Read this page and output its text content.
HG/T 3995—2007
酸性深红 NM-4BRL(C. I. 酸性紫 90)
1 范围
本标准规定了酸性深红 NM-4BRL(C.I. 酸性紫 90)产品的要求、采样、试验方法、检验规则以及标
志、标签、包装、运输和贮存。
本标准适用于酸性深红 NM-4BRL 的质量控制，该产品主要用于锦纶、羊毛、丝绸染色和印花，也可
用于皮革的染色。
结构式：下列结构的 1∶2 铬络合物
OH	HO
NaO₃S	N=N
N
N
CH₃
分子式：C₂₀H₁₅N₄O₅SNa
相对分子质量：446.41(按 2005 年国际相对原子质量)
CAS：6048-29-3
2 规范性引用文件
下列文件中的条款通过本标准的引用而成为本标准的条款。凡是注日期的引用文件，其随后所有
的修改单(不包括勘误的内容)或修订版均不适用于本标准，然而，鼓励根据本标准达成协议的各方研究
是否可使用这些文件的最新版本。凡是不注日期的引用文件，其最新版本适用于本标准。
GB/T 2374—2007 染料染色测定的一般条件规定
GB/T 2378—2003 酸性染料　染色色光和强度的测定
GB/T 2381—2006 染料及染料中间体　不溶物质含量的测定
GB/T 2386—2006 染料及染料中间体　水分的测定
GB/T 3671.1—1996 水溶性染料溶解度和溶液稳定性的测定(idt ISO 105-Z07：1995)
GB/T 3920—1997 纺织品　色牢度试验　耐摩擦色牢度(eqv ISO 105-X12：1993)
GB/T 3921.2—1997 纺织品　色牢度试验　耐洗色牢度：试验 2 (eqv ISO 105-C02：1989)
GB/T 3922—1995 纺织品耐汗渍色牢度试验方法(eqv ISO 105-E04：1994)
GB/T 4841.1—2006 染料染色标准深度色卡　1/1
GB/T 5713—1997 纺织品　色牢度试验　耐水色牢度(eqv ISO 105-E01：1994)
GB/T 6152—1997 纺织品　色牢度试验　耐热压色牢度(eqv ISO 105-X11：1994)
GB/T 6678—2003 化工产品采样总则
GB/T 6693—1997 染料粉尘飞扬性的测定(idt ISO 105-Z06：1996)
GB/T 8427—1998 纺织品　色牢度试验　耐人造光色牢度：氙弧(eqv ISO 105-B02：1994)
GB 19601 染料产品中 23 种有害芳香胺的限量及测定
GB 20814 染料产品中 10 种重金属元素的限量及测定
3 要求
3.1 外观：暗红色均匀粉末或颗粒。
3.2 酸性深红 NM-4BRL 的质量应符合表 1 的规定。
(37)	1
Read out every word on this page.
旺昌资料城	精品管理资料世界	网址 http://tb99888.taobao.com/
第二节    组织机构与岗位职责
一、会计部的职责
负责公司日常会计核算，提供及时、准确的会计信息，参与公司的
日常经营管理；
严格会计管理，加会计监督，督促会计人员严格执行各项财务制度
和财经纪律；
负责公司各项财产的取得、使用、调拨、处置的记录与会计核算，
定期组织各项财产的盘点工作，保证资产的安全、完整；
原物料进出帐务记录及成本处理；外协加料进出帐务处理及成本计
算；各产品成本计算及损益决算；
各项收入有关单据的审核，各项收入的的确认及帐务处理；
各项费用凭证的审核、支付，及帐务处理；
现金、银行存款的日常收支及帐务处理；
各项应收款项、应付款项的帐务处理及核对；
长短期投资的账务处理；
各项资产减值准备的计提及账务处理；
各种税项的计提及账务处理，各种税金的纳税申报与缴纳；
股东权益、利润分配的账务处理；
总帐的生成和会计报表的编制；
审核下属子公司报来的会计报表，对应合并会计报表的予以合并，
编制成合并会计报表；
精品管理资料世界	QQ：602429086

• _What needs to be done_
Above are the records; copy exactly the lines from the one with "Read out every word on this page." through the final line.

• _Answer below_
Read out every word on this page.
旺昌资料城	精品管理资料世界	网址 http://tb99888.taobao.com/
第二节    组织机构与岗位职责
一、会计部的职责
负责公司日常会计核算，提供及时、准确的会计信息，参与公司的
日常经营管理；
严格会计管理，加会计监督，督促会计人员严格执行各项财务制度
和财经纪律；
负责公司各项财产的取得、使用、调拨、处置的记录与会计核算，
定期组织各项财产的盘点工作，保证资产的安全、完整；
原物料进出帐务记录及成本处理；外协加料进出帐务处理及成本计
算；各产品成本计算及损益决算；
各项收入有关单据的审核，各项收入的的确认及帐务处理；
各项费用凭证的审核、支付，及帐务处理；
现金、银行存款的日常收支及帐务处理；
各项应收款项、应付款项的帐务处理及核对；
长短期投资的账务处理；
各项资产减值准备的计提及账务处理；
各种税项的计提及账务处理，各种税金的纳税申报与缴纳；
股东权益、利润分配的账务处理；
总帐的生成和会计报表的编制；
审核下属子公司报来的会计报表，对应合并会计报表的予以合并，
编制成合并会计报表；
精品管理资料世界	QQ：602429086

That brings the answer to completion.